### DESCRIPTION OF THE TASK
Check every line below for the string "screenshot", and copy the lines that contain it.

* * * * * * * * *

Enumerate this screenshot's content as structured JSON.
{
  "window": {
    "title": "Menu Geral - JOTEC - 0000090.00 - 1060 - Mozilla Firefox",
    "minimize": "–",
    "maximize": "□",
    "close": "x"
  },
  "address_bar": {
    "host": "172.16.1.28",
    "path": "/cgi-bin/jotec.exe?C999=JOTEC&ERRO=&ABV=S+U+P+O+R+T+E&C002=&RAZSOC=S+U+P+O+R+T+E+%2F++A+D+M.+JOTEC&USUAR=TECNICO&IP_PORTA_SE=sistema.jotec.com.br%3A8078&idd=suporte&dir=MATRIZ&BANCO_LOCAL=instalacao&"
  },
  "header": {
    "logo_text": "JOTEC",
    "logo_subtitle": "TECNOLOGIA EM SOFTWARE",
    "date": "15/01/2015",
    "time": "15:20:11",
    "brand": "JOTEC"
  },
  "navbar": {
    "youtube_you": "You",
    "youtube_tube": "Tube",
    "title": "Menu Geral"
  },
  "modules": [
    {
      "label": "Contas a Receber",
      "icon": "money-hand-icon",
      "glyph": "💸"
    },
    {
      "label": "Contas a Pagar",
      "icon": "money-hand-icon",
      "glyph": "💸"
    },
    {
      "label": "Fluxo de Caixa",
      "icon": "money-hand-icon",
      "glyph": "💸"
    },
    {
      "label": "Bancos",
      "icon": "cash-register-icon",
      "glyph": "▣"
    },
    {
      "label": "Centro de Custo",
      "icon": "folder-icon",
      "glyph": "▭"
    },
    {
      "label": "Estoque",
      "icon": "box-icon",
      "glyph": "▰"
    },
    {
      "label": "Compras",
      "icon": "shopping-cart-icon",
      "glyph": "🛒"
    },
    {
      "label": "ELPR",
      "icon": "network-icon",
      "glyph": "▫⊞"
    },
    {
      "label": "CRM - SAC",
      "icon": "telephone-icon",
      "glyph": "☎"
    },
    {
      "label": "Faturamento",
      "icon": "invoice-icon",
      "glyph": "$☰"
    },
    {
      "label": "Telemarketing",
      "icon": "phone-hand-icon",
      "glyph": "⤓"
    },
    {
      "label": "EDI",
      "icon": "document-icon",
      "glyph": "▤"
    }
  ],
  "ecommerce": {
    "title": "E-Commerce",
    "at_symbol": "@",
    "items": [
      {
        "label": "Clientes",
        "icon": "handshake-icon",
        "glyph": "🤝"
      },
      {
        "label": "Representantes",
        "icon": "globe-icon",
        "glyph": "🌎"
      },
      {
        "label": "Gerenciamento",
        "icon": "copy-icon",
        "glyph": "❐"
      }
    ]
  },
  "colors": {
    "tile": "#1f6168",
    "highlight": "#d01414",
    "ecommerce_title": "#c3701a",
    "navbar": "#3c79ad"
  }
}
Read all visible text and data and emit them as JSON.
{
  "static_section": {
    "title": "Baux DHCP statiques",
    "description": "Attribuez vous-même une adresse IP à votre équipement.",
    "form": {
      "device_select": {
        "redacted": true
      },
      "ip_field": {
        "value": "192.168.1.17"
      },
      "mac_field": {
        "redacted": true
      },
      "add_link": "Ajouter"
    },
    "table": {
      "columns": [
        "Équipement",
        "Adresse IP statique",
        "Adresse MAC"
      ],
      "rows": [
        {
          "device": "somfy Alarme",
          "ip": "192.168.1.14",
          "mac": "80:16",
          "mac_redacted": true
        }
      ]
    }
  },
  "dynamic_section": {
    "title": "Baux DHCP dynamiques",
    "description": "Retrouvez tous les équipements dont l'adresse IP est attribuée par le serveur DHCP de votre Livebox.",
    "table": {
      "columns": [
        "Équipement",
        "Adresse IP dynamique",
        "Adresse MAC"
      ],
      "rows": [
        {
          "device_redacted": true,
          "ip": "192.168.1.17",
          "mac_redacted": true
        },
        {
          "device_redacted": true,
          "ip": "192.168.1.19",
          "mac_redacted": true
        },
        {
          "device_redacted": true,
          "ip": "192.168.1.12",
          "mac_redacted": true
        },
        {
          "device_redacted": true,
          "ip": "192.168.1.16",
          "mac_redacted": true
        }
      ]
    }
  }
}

* * * * * * * * *

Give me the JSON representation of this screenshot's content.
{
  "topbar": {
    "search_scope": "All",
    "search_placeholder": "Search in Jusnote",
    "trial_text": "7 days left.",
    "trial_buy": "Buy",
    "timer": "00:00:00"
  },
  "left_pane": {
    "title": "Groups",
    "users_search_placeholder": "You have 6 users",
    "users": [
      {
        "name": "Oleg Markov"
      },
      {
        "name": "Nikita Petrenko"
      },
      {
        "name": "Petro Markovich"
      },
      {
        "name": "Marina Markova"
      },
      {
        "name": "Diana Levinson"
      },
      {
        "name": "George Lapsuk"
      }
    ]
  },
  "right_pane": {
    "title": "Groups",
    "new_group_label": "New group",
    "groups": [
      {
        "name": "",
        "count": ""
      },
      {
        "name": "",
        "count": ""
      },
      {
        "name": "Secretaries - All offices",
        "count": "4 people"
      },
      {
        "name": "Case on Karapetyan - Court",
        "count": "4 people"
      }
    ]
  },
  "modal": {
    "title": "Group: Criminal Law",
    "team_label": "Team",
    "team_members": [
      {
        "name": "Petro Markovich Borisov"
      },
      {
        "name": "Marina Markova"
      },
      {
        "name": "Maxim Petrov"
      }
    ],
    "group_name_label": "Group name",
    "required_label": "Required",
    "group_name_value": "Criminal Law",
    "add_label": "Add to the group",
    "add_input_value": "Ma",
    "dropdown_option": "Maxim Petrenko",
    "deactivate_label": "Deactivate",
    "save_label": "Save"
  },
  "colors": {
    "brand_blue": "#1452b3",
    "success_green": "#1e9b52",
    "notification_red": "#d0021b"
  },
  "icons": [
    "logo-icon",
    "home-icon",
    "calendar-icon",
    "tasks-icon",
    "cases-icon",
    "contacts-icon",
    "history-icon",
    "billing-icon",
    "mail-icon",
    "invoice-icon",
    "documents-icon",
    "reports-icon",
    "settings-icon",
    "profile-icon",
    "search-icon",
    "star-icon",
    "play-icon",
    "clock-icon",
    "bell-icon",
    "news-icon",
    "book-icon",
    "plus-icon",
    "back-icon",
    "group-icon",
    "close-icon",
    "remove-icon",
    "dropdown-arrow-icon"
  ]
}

* * * * * * * * *

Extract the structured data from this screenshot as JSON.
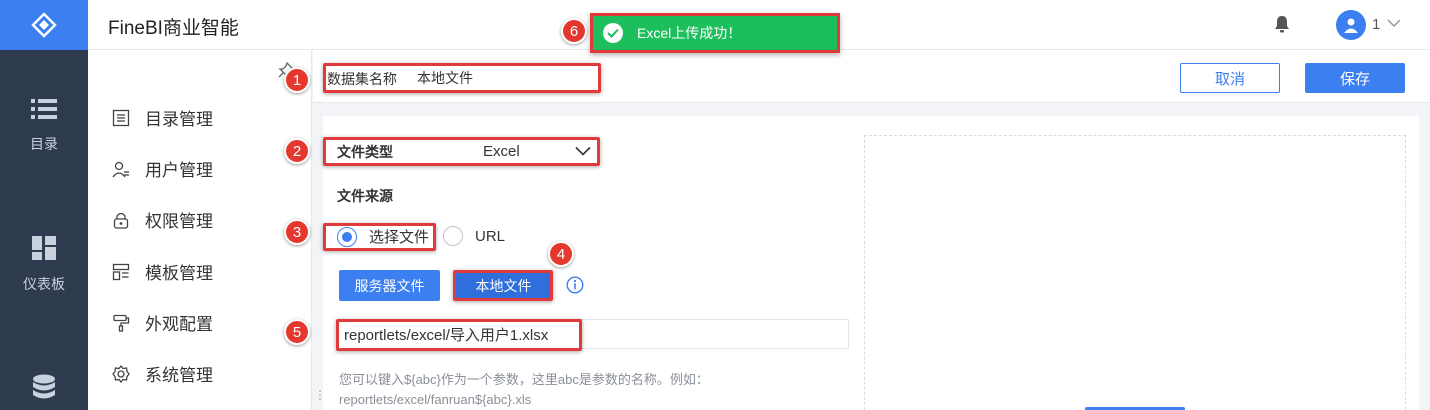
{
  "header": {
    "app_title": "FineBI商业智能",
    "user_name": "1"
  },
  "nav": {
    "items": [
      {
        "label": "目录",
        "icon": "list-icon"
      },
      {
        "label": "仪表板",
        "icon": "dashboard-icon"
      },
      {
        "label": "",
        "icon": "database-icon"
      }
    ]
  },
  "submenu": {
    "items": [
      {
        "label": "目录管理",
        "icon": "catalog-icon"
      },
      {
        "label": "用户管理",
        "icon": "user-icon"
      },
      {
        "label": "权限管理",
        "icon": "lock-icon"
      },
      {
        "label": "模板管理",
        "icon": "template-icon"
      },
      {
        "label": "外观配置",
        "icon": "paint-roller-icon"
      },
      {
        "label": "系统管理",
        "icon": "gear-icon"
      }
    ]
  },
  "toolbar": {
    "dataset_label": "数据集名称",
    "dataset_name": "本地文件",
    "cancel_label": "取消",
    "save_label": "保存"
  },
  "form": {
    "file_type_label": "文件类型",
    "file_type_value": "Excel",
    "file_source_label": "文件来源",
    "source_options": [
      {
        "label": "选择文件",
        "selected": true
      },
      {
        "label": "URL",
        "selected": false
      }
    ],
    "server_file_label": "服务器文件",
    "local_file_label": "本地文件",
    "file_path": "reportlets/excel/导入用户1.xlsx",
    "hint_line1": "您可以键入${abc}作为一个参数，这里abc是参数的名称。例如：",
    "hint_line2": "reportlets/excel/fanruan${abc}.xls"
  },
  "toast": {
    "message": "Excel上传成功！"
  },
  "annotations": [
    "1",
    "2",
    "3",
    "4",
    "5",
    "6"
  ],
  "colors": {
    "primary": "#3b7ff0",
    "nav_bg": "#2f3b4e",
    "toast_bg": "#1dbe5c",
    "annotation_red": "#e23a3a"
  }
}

* * * * * * * * *

### RESPONSE
Enumerate this screenshot's content as structured JSON.
Give me the JSON representation of this screenshot's content.
Extract the structured data from this screenshot as JSON.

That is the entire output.